— BEGIN EXERCISE INPUT —

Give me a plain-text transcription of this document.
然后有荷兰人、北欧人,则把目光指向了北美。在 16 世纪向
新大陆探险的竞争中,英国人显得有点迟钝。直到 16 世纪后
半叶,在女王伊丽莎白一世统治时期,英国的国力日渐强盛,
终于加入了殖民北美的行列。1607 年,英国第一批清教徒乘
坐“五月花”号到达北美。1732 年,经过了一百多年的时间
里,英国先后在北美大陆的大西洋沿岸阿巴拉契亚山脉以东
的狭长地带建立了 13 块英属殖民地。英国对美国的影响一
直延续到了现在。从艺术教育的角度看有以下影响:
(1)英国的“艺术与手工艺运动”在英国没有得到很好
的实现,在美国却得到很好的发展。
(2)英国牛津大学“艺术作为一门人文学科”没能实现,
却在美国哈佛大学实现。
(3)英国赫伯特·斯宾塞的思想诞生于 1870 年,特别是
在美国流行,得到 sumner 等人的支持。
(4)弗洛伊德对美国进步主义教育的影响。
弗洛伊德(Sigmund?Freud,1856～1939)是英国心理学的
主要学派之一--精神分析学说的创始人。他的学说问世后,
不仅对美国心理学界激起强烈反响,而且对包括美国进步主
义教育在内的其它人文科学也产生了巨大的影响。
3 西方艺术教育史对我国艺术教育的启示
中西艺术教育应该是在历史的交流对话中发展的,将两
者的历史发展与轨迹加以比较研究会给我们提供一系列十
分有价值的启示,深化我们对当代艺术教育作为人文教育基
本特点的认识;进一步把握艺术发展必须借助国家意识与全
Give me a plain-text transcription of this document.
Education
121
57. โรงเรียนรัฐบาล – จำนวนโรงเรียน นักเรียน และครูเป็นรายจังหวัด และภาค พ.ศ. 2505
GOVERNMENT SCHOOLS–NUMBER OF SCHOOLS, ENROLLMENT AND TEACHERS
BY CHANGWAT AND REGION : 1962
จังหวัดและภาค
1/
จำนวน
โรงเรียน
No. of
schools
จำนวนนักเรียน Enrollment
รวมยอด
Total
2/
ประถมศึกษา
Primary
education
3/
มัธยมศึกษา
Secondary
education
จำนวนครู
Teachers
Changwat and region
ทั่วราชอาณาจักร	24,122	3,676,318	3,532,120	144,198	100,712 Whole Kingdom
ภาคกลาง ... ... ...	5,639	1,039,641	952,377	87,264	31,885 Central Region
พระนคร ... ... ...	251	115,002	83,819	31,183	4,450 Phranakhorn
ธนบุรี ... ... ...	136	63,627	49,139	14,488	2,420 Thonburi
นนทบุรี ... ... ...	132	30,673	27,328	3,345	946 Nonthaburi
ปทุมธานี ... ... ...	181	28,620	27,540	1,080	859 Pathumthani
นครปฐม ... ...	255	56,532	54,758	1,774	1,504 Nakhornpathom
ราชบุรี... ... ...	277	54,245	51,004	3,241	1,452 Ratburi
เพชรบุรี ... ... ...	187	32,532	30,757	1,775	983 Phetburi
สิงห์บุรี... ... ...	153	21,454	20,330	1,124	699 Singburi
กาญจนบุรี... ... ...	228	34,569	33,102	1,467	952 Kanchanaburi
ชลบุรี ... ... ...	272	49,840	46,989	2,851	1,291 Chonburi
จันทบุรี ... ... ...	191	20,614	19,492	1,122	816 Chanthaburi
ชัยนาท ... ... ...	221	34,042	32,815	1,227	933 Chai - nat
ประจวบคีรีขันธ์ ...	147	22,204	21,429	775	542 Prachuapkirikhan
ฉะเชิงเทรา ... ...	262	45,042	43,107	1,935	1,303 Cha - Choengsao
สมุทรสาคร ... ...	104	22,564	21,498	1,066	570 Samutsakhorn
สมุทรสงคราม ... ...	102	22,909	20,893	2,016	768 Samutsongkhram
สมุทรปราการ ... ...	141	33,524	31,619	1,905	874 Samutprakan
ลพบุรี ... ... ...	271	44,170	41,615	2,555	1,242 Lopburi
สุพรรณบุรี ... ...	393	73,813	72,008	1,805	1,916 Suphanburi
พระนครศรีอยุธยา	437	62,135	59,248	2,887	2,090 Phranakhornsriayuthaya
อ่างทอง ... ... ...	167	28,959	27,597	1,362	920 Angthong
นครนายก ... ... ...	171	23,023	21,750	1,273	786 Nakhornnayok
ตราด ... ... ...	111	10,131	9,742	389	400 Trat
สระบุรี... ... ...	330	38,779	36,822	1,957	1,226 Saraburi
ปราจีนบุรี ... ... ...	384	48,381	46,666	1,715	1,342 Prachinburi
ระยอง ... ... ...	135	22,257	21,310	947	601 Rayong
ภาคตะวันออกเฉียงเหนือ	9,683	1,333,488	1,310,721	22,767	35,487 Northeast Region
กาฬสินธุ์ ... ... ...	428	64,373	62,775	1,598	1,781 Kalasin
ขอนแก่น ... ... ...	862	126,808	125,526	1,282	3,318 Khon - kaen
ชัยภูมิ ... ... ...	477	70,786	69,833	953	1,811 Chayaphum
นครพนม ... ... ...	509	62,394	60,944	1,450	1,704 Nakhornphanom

— END EXERCISE INPUT —

THE EXERCISE -> Give a word-for-word copy of the records.

TASK OUTPUT ->
Give me a plain-text transcription of this document.
然后有荷兰人、北欧人,则把目光指向了北美。在 16 世纪向
新大陆探险的竞争中,英国人显得有点迟钝。直到 16 世纪后
半叶,在女王伊丽莎白一世统治时期,英国的国力日渐强盛,
终于加入了殖民北美的行列。1607 年,英国第一批清教徒乘
坐“五月花”号到达北美。1732 年,经过了一百多年的时间
里,英国先后在北美大陆的大西洋沿岸阿巴拉契亚山脉以东
的狭长地带建立了 13 块英属殖民地。英国对美国的影响一
直延续到了现在。从艺术教育的角度看有以下影响:
(1)英国的“艺术与手工艺运动”在英国没有得到很好
的实现,在美国却得到很好的发展。
(2)英国牛津大学“艺术作为一门人文学科”没能实现,
却在美国哈佛大学实现。
(3)英国赫伯特·斯宾塞的思想诞生于 1870 年,特别是
在美国流行,得到 sumner 等人的支持。
(4)弗洛伊德对美国进步主义教育的影响。
弗洛伊德(Sigmund?Freud,1856～1939)是英国心理学的
主要学派之一--精神分析学说的创始人。他的学说问世后,
不仅对美国心理学界激起强烈反响,而且对包括美国进步主
义教育在内的其它人文科学也产生了巨大的影响。
3 西方艺术教育史对我国艺术教育的启示
中西艺术教育应该是在历史的交流对话中发展的,将两
者的历史发展与轨迹加以比较研究会给我们提供一系列十
分有价值的启示,深化我们对当代艺术教育作为人文教育基
本特点的认识;进一步把握艺术发展必须借助国家意识与全
Give me a plain-text transcription of this document.
Education
121
57. โรงเรียนรัฐบาล – จำนวนโรงเรียน นักเรียน และครูเป็นรายจังหวัด และภาค พ.ศ. 2505
GOVERNMENT SCHOOLS–NUMBER OF SCHOOLS, ENROLLMENT AND TEACHERS
BY CHANGWAT AND REGION : 1962
จังหวัดและภาค
1/
จำนวน
โรงเรียน
No. of
schools
จำนวนนักเรียน Enrollment
รวมยอด
Total
2/
ประถมศึกษา
Primary
education
3/
มัธยมศึกษา
Secondary
education
จำนวนครู
Teachers
Changwat and region
ทั่วราชอาณาจักร	24,122	3,676,318	3,532,120	144,198	100,712 Whole Kingdom
ภาคกลาง ... ... ...	5,639	1,039,641	952,377	87,264	31,885 Central Region
พระนคร ... ... ...	251	115,002	83,819	31,183	4,450 Phranakhorn
ธนบุรี ... ... ...	136	63,627	49,139	14,488	2,420 Thonburi
นนทบุรี ... ... ...	132	30,673	27,328	3,345	946 Nonthaburi
ปทุมธานี ... ... ...	181	28,620	27,540	1,080	859 Pathumthani
นครปฐม ... ...	255	56,532	54,758	1,774	1,504 Nakhornpathom
ราชบุรี... ... ...	277	54,245	51,004	3,241	1,452 Ratburi
เพชรบุรี ... ... ...	187	32,532	30,757	1,775	983 Phetburi
สิงห์บุรี... ... ...	153	21,454	20,330	1,124	699 Singburi
กาญจนบุรี... ... ...	228	34,569	33,102	1,467	952 Kanchanaburi
ชลบุรี ... ... ...	272	49,840	46,989	2,851	1,291 Chonburi
จันทบุรี ... ... ...	191	20,614	19,492	1,122	816 Chanthaburi
ชัยนาท ... ... ...	221	34,042	32,815	1,227	933 Chai - nat
ประจวบคีรีขันธ์ ...	147	22,204	21,429	775	542 Prachuapkirikhan
ฉะเชิงเทรา ... ...	262	45,042	43,107	1,935	1,303 Cha - Choengsao
สมุทรสาคร ... ...	104	22,564	21,498	1,066	570 Samutsakhorn
สมุทรสงคราม ... ...	102	22,909	20,893	2,016	768 Samutsongkhram
สมุทรปราการ ... ...	141	33,524	31,619	1,905	874 Samutprakan
ลพบุรี ... ... ...	271	44,170	41,615	2,555	1,242 Lopburi
สุพรรณบุรี ... ...	393	73,813	72,008	1,805	1,916 Suphanburi
พระนครศรีอยุธยา	437	62,135	59,248	2,887	2,090 Phranakhornsriayuthaya
อ่างทอง ... ... ...	167	28,959	27,597	1,362	920 Angthong
นครนายก ... ... ...	171	23,023	21,750	1,273	786 Nakhornnayok
ตราด ... ... ...	111	10,131	9,742	389	400 Trat
สระบุรี... ... ...	330	38,779	36,822	1,957	1,226 Saraburi
ปราจีนบุรี ... ... ...	384	48,381	46,666	1,715	1,342 Prachinburi
ระยอง ... ... ...	135	22,257	21,310	947	601 Rayong
ภาคตะวันออกเฉียงเหนือ	9,683	1,333,488	1,310,721	22,767	35,487 Northeast Region
กาฬสินธุ์ ... ... ...	428	64,373	62,775	1,598	1,781 Kalasin
ขอนแก่น ... ... ...	862	126,808	125,526	1,282	3,318 Khon - kaen
ชัยภูมิ ... ... ...	477	70,786	69,833	953	1,811 Chayaphum
นครพนม ... ... ...	509	62,394	60,944	1,450	1,704 Nakhornphanom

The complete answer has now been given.